━━━ RAW RECORDS ━━━

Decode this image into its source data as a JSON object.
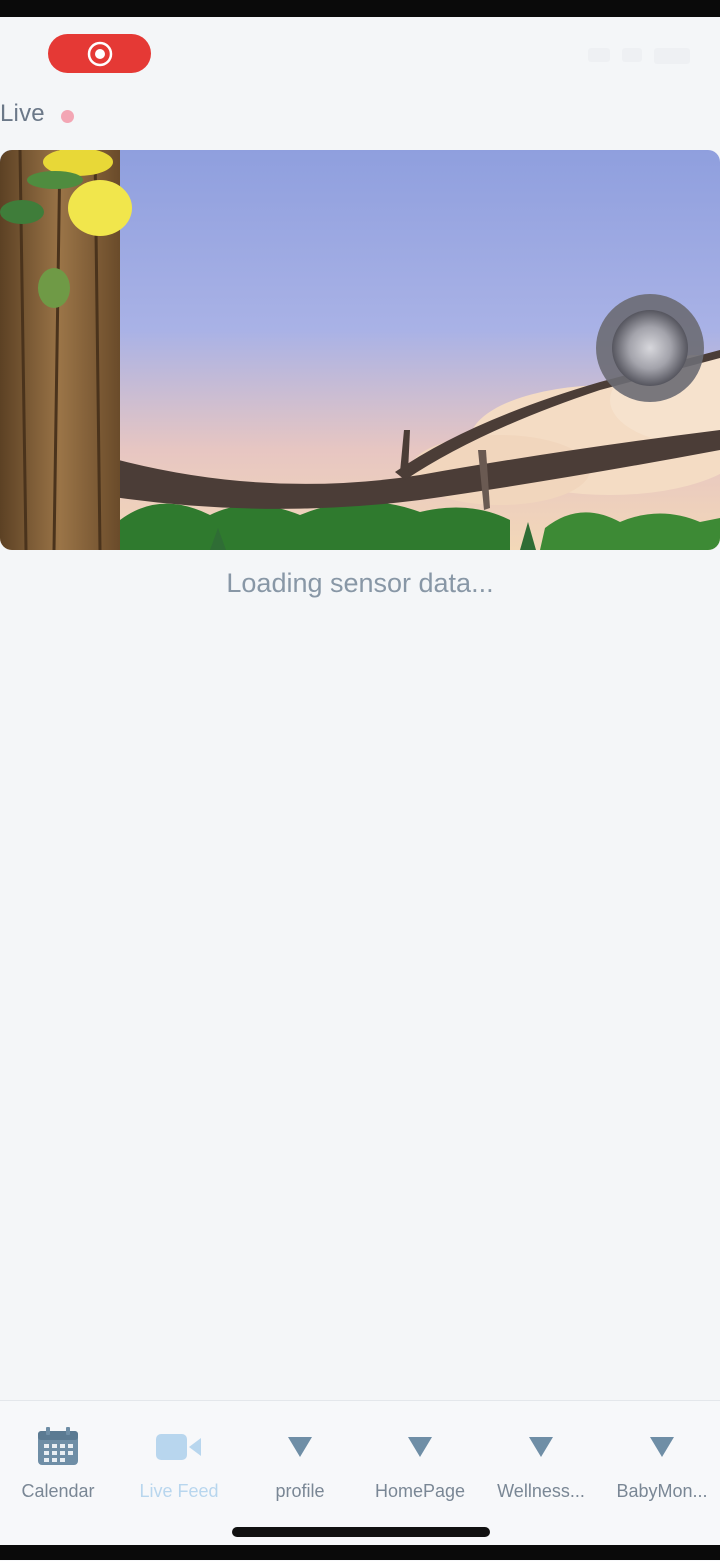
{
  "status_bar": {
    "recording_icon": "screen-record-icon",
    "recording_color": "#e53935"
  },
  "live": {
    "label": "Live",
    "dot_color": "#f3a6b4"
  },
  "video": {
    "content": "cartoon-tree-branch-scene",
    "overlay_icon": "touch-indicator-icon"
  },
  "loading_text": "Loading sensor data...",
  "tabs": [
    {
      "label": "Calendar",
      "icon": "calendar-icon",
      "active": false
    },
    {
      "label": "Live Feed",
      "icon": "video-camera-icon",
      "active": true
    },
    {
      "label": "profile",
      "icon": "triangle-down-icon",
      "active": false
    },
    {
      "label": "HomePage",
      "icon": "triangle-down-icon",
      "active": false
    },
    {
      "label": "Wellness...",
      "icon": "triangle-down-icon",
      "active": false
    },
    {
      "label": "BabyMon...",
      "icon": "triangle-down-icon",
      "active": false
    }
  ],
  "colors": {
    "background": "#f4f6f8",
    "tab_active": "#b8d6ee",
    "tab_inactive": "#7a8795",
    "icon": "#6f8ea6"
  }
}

━━━

WHAT THIS TASK INVOLVES: Apart from the pictures, the entries above are to be repeated in full and exactly.

EXERCISE SOLUTION:
Decode this image into its source data as a JSON object.
{
  "status_bar": {
    "recording_icon": "screen-record-icon",
    "recording_color": "#e53935"
  },
  "live": {
    "label": "Live",
    "dot_color": "#f3a6b4"
  },
  "video": {
    "content": "cartoon-tree-branch-scene",
    "overlay_icon": "touch-indicator-icon"
  },
  "loading_text": "Loading sensor data...",
  "tabs": [
    {
      "label": "Calendar",
      "icon": "calendar-icon",
      "active": false
    },
    {
      "label": "Live Feed",
      "icon": "video-camera-icon",
      "active": true
    },
    {
      "label": "profile",
      "icon": "triangle-down-icon",
      "active": false
    },
    {
      "label": "HomePage",
      "icon": "triangle-down-icon",
      "active": false
    },
    {
      "label": "Wellness...",
      "icon": "triangle-down-icon",
      "active": false
    },
    {
      "label": "BabyMon...",
      "icon": "triangle-down-icon",
      "active": false
    }
  ],
  "colors": {
    "background": "#f4f6f8",
    "tab_active": "#b8d6ee",
    "tab_inactive": "#7a8795",
    "icon": "#6f8ea6"
  }
}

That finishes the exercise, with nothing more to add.